#### [Objective]
Here are some records; quote them exactly, leaving out the pictures.
[Start of Provided records]
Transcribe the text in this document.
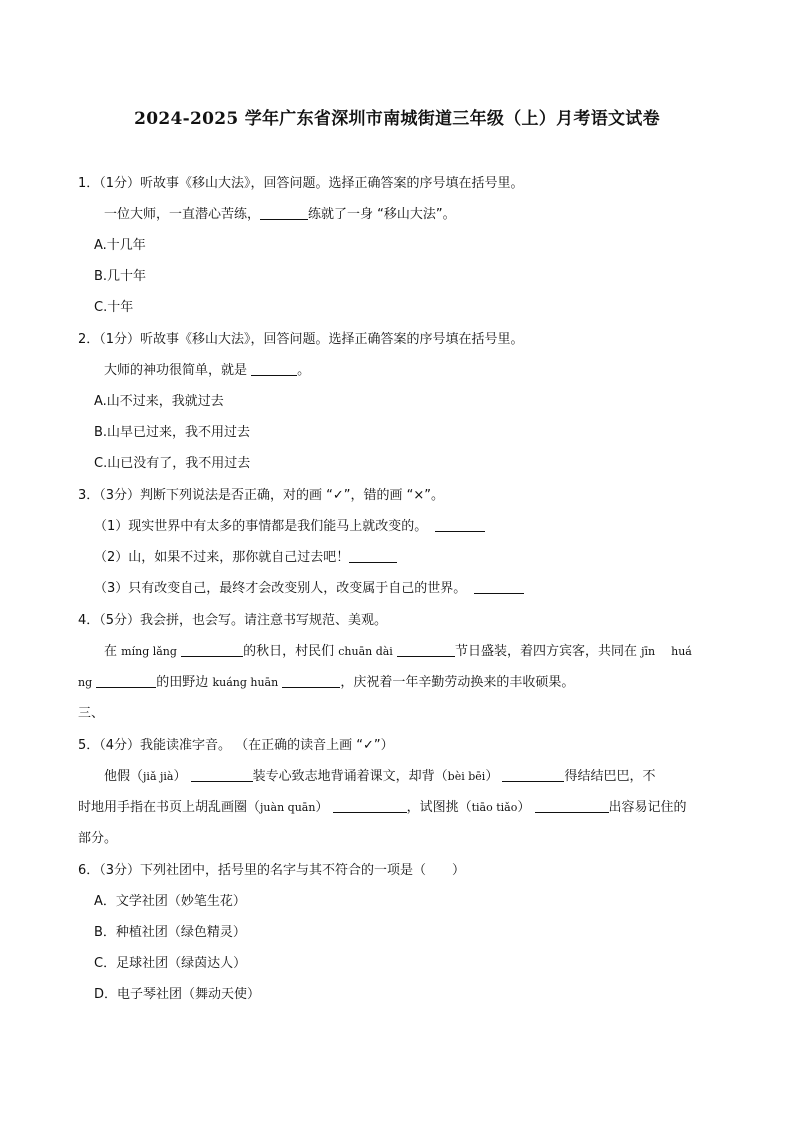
2024-2025 学年广东省深圳市南城街道三年级（上）月考语文试卷
1．（1分）听故事《移山大法》，回答问题。选择正确答案的序号填在括号里。
一位大师，一直潜心苦练，	练就了一身 “移山大法”。
A.十几年
B.几十年
C.十年
2．（1分）听故事《移山大法》，回答问题。选择正确答案的序号填在括号里。
大师的神功很简单，就是	。
A.山不过来，我就过去
B.山早已过来，我不用过去
C.山已没有了，我不用过去
3．（3分）判断下列说法是否正确，对的画 “✓”，错的画 “×”。
（1）现实世界中有太多的事情都是我们能马上就改变的。
（2）山，如果不过来，那你就自己过去吧！
（3）只有改变自己，最终才会改变别人，改变属于自己的世界。
4．（5分）我会拼，也会写。请注意书写规范、美观。
在 míng lǎng	的秋日，村民们 chuān dài	节日盛装，着四方宾客，共同在 jīn huá
ng	的田野边 kuáng huān	，庆祝着一年辛勤劳动换来的丰收硕果。
三、
5．（4分）我能读准字音。 （在正确的读音上画 “✓”）
他假（jiǎ jià）	装专心致志地背诵着课文，却背（bèi bēi）	得结结巴巴，不
时地用手指在书页上胡乱画圈（juàn quān）	，试图挑（tiāo tiǎo）	出容易记住的
部分。
6．（3分）下列社团中，括号里的名字与其不符合的一项是（　　）
A．文学社团（妙笔生花）
B．种植社团（绿色精灵）
C．足球社团（绿茵达人）
D．电子琴社团（舞动天使）
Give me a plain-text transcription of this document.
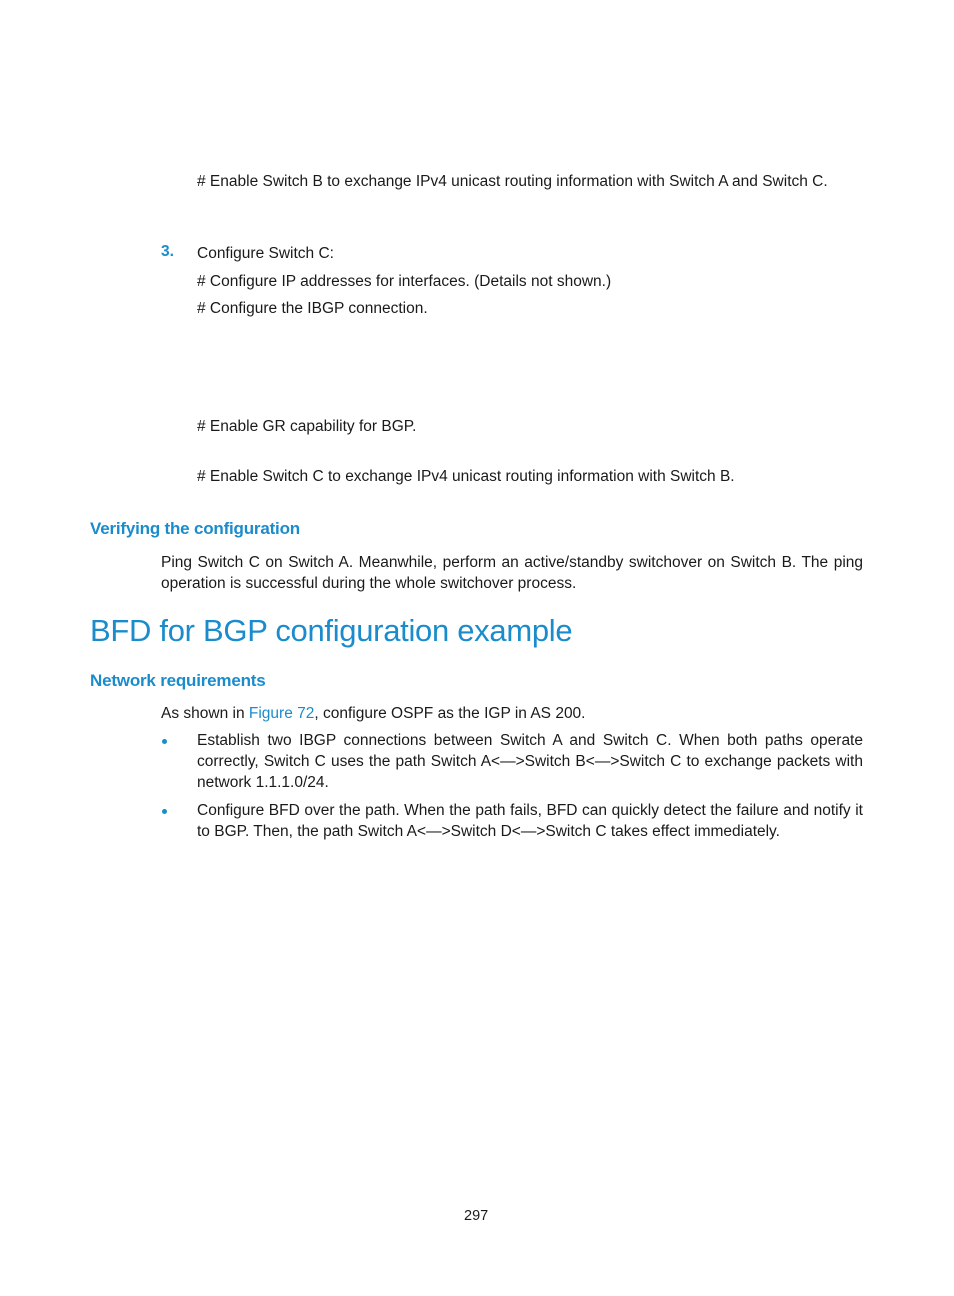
# Enable Switch B to exchange IPv4 unicast routing information with Switch A and Switch C.
3. Configure Switch C:
# Configure IP addresses for interfaces. (Details not shown.)
# Configure the IBGP connection.
# Enable GR capability for BGP.
# Enable Switch C to exchange IPv4 unicast routing information with Switch B.
Verifying the configuration
Ping Switch C on Switch A. Meanwhile, perform an active/standby switchover on Switch B. The ping operation is successful during the whole switchover process.
BFD for BGP configuration example
Network requirements
As shown in Figure 72, configure OSPF as the IGP in AS 200.
Establish two IBGP connections between Switch A and Switch C. When both paths operate correctly, Switch C uses the path Switch A<—>Switch B<—>Switch C to exchange packets with network 1.1.1.0/24.
Configure BFD over the path. When the path fails, BFD can quickly detect the failure and notify it to BGP. Then, the path Switch A<—>Switch D<—>Switch C takes effect immediately.
297
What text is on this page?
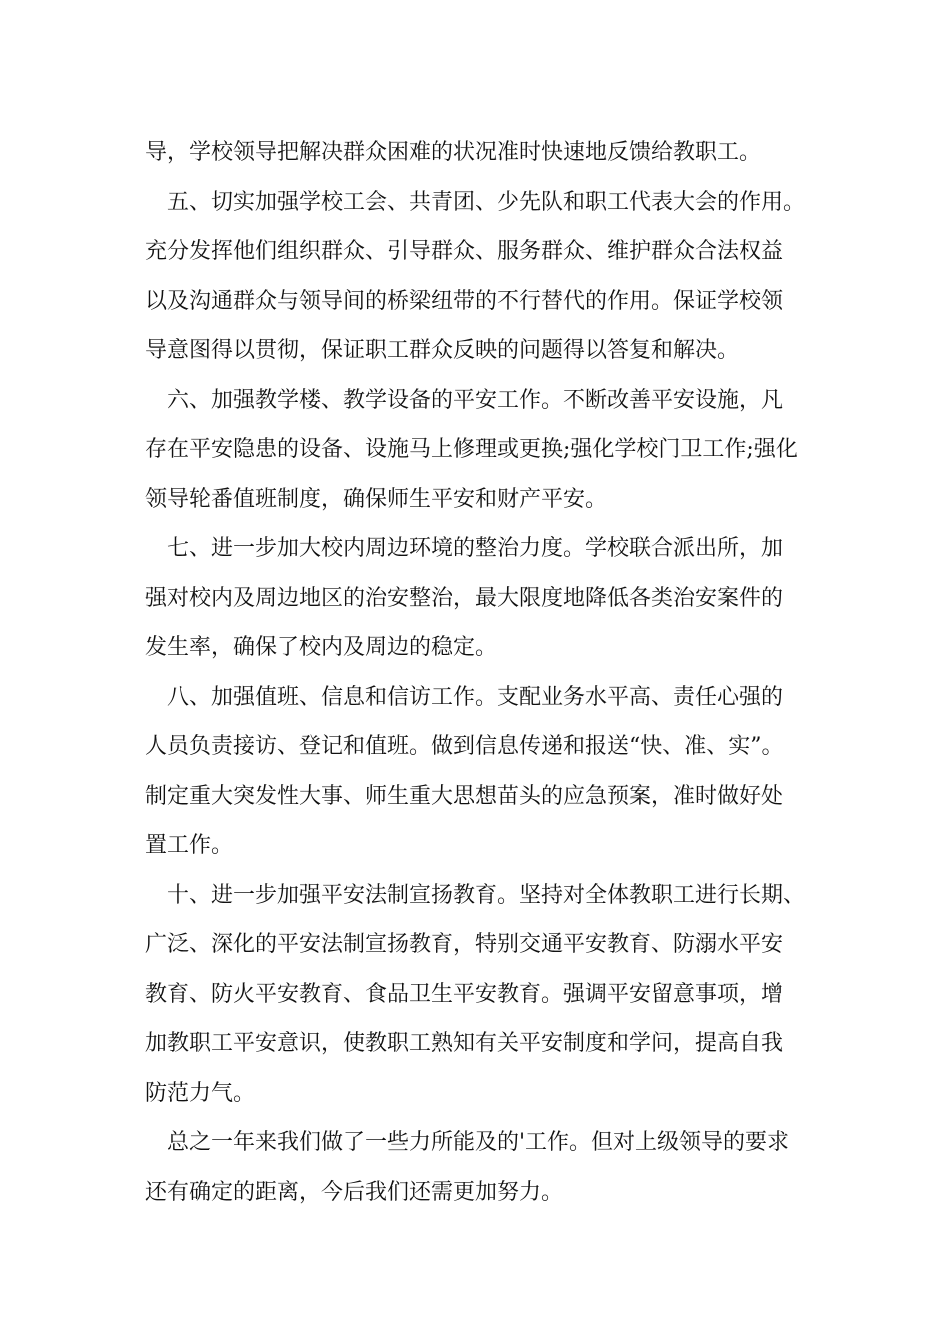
导，学校领导把解决群众困难的状况准时快速地反馈给教职工。

五、切实加强学校工会、共青团、少先队和职工代表大会的作用。

充分发挥他们组织群众、引导群众、服务群众、维护群众合法权益

以及沟通群众与领导间的桥梁纽带的不行替代的作用。保证学校领

导意图得以贯彻，保证职工群众反映的问题得以答复和解决。

六、加强教学楼、教学设备的平安工作。不断改善平安设施，凡

存在平安隐患的设备、设施马上修理或更换;强化学校门卫工作;强化

领导轮番值班制度，确保师生平安和财产平安。

七、进一步加大校内周边环境的整治力度。学校联合派出所，加

强对校内及周边地区的治安整治，最大限度地降低各类治安案件的

发生率，确保了校内及周边的稳定。

八、加强值班、信息和信访工作。支配业务水平高、责任心强的

人员负责接访、登记和值班。做到信息传递和报送“快、准、实”。

制定重大突发性大事、师生重大思想苗头的应急预案，准时做好处

置工作。

十、进一步加强平安法制宣扬教育。坚持对全体教职工进行长期、

广泛、深化的平安法制宣扬教育，特别交通平安教育、防溺水平安

教育、防火平安教育、食品卫生平安教育。强调平安留意事项，增

加教职工平安意识，使教职工熟知有关平安制度和学问，提高自我

防范力气。

总之一年来我们做了一些力所能及的'工作。但对上级领导的要求

还有确定的距离，今后我们还需更加努力。
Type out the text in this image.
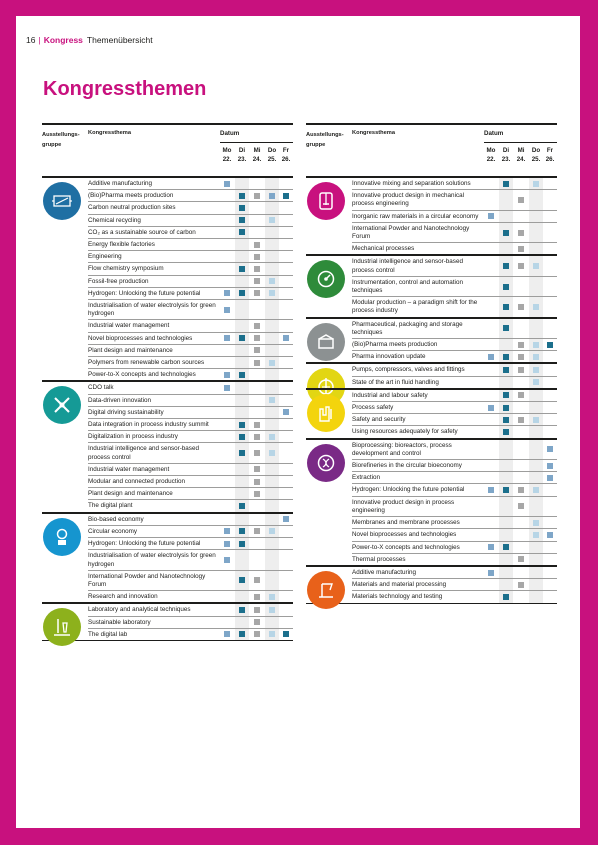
16 | Kongress Themenübersicht
Kongressthemen
Ausstellungs-
gruppe
Kongressthema	Datum
Mo
22.
Di
23.
Mi
24.
Do
25.
Fr
26.
Additive manufacturing
(Bio)Pharma meets production
Carbon neutral production sites
Chemical recycling
CO₂ as a sustainable source of carbon
Energy flexible factories
Engineering
Flow chemistry symposium
Fossil-free production
Hydrogen: Unlocking the future potential
Industrialisation of water electrolysis for green hydrogen
Industrial water management
Novel bioprocesses and technologies
Plant design and maintenance
Polymers from renewable carbon sources
Power-to-X concepts and technologies
CDO talk
Data-driven innovation
Digital driving sustainability
Data integration in process industry summit
Digitalization in process industry
Industrial intelligence and sensor-based process control
Industrial water management
Modular and connected production
Plant design and maintenance
The digital plant
Bio-based economy
Circular economy
Hydrogen: Unlocking the future potential
Industrialisation of water electrolysis for green hydrogen
International Powder and Nanotechnology Forum
Research and innovation
Laboratory and analytical techniques
Sustainable laboratory
The digital lab
Ausstellungs-
gruppe
Kongressthema	Datum
Mo
22.
Di
23.
Mi
24.
Do
25.
Fr
26.
Innovative mixing and separation solutions
Innovative product design in mechanical process engineering
Inorganic raw materials in a circular economy
International Powder and Nanotechnology Forum
Mechanical processes
Industrial intelligence and sensor-based process control
Instrumentation, control and automation techniques
Modular production – a paradigm shift for the process industry
Pharmaceutical, packaging and storage techniques
(Bio)Pharma meets production
Pharma innovation update
Pumps, compressors, valves and fittings
State of the art in fluid handling
Industrial and labour safety
Process safety
Safety and security
Using resources adequately for safety
Bioprocessing: bioreactors, process development and control
Biorefineries in the circular bioeconomy
Extraction
Hydrogen: Unlocking the future potential
Innovative product design in process engineering
Membranes and membrane processes
Novel bioprocesses and technologies
Power-to-X concepts and technologies
Thermal processes
Additive manufacturing
Materials and material processing
Materials technology and testing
[End of Provided records]
#### [Written reply]
Transcribe the text in this document.
2024-2025 学年广东省深圳市南城街道三年级（上）月考语文试卷
1．（1分）听故事《移山大法》，回答问题。选择正确答案的序号填在括号里。
一位大师，一直潜心苦练，	练就了一身 “移山大法”。
A.十几年
B.几十年
C.十年
2．（1分）听故事《移山大法》，回答问题。选择正确答案的序号填在括号里。
大师的神功很简单，就是	。
A.山不过来，我就过去
B.山早已过来，我不用过去
C.山已没有了，我不用过去
3．（3分）判断下列说法是否正确，对的画 “✓”，错的画 “×”。
（1）现实世界中有太多的事情都是我们能马上就改变的。
（2）山，如果不过来，那你就自己过去吧！
（3）只有改变自己，最终才会改变别人，改变属于自己的世界。
4．（5分）我会拼，也会写。请注意书写规范、美观。
在 míng lǎng	的秋日，村民们 chuān dài	节日盛装，着四方宾客，共同在 jīn huá
ng	的田野边 kuáng huān	，庆祝着一年辛勤劳动换来的丰收硕果。
三、
5．（4分）我能读准字音。 （在正确的读音上画 “✓”）
他假（jiǎ jià）	装专心致志地背诵着课文，却背（bèi bēi）	得结结巴巴，不
时地用手指在书页上胡乱画圈（juàn quān）	，试图挑（tiāo tiǎo）	出容易记住的
部分。
6．（3分）下列社团中，括号里的名字与其不符合的一项是（　　）
A．文学社团（妙笔生花）
B．种植社团（绿色精灵）
C．足球社团（绿茵达人）
D．电子琴社团（舞动天使）
Give me a plain-text transcription of this document.
# Enable Switch B to exchange IPv4 unicast routing information with Switch A and Switch C.
3. Configure Switch C:
# Configure IP addresses for interfaces. (Details not shown.)
# Configure the IBGP connection.
# Enable GR capability for BGP.
# Enable Switch C to exchange IPv4 unicast routing information with Switch B.
Verifying the configuration
Ping Switch C on Switch A. Meanwhile, perform an active/standby switchover on Switch B. The ping operation is successful during the whole switchover process.
BFD for BGP configuration example
Network requirements
As shown in Figure 72, configure OSPF as the IGP in AS 200.
Establish two IBGP connections between Switch A and Switch C. When both paths operate correctly, Switch C uses the path Switch A<—>Switch B<—>Switch C to exchange packets with network 1.1.1.0/24.
Configure BFD over the path. When the path fails, BFD can quickly detect the failure and notify it to BGP. Then, the path Switch A<—>Switch D<—>Switch C takes effect immediately.
297
What text is on this page?
导，学校领导把解决群众困难的状况准时快速地反馈给教职工。

五、切实加强学校工会、共青团、少先队和职工代表大会的作用。

充分发挥他们组织群众、引导群众、服务群众、维护群众合法权益

以及沟通群众与领导间的桥梁纽带的不行替代的作用。保证学校领

导意图得以贯彻，保证职工群众反映的问题得以答复和解决。

六、加强教学楼、教学设备的平安工作。不断改善平安设施，凡

存在平安隐患的设备、设施马上修理或更换;强化学校门卫工作;强化

领导轮番值班制度，确保师生平安和财产平安。

七、进一步加大校内周边环境的整治力度。学校联合派出所，加

强对校内及周边地区的治安整治，最大限度地降低各类治安案件的

发生率，确保了校内及周边的稳定。

八、加强值班、信息和信访工作。支配业务水平高、责任心强的

人员负责接访、登记和值班。做到信息传递和报送“快、准、实”。

制定重大突发性大事、师生重大思想苗头的应急预案，准时做好处

置工作。

十、进一步加强平安法制宣扬教育。坚持对全体教职工进行长期、

广泛、深化的平安法制宣扬教育，特别交通平安教育、防溺水平安

教育、防火平安教育、食品卫生平安教育。强调平安留意事项，增

加教职工平安意识，使教职工熟知有关平安制度和学问，提高自我

防范力气。

总之一年来我们做了一些力所能及的'工作。但对上级领导的要求

还有确定的距离，今后我们还需更加努力。
Type out the text in this image.
16 | Kongress Themenübersicht
Kongressthemen
Ausstellungs-
gruppe
Kongressthema	Datum
Mo
22.
Di
23.
Mi
24.
Do
25.
Fr
26.
Additive manufacturing
(Bio)Pharma meets production
Carbon neutral production sites
Chemical recycling
CO₂ as a sustainable source of carbon
Energy flexible factories
Engineering
Flow chemistry symposium
Fossil-free production
Hydrogen: Unlocking the future potential
Industrialisation of water electrolysis for green hydrogen
Industrial water management
Novel bioprocesses and technologies
Plant design and maintenance
Polymers from renewable carbon sources
Power-to-X concepts and technologies
CDO talk
Data-driven innovation
Digital driving sustainability
Data integration in process industry summit
Digitalization in process industry
Industrial intelligence and sensor-based process control
Industrial water management
Modular and connected production
Plant design and maintenance
The digital plant
Bio-based economy
Circular economy
Hydrogen: Unlocking the future potential
Industrialisation of water electrolysis for green hydrogen
International Powder and Nanotechnology Forum
Research and innovation
Laboratory and analytical techniques
Sustainable laboratory
The digital lab
Ausstellungs-
gruppe
Kongressthema	Datum
Mo
22.
Di
23.
Mi
24.
Do
25.
Fr
26.
Innovative mixing and separation solutions
Innovative product design in mechanical process engineering
Inorganic raw materials in a circular economy
International Powder and Nanotechnology Forum
Mechanical processes
Industrial intelligence and sensor-based process control
Instrumentation, control and automation techniques
Modular production – a paradigm shift for the process industry
Pharmaceutical, packaging and storage techniques
(Bio)Pharma meets production
Pharma innovation update
Pumps, compressors, valves and fittings
State of the art in fluid handling
Industrial and labour safety
Process safety
Safety and security
Using resources adequately for safety
Bioprocessing: bioreactors, process development and control
Biorefineries in the circular bioeconomy
Extraction
Hydrogen: Unlocking the future potential
Innovative product design in process engineering
Membranes and membrane processes
Novel bioprocesses and technologies
Power-to-X concepts and technologies
Thermal processes
Additive manufacturing
Materials and material processing
Materials technology and testing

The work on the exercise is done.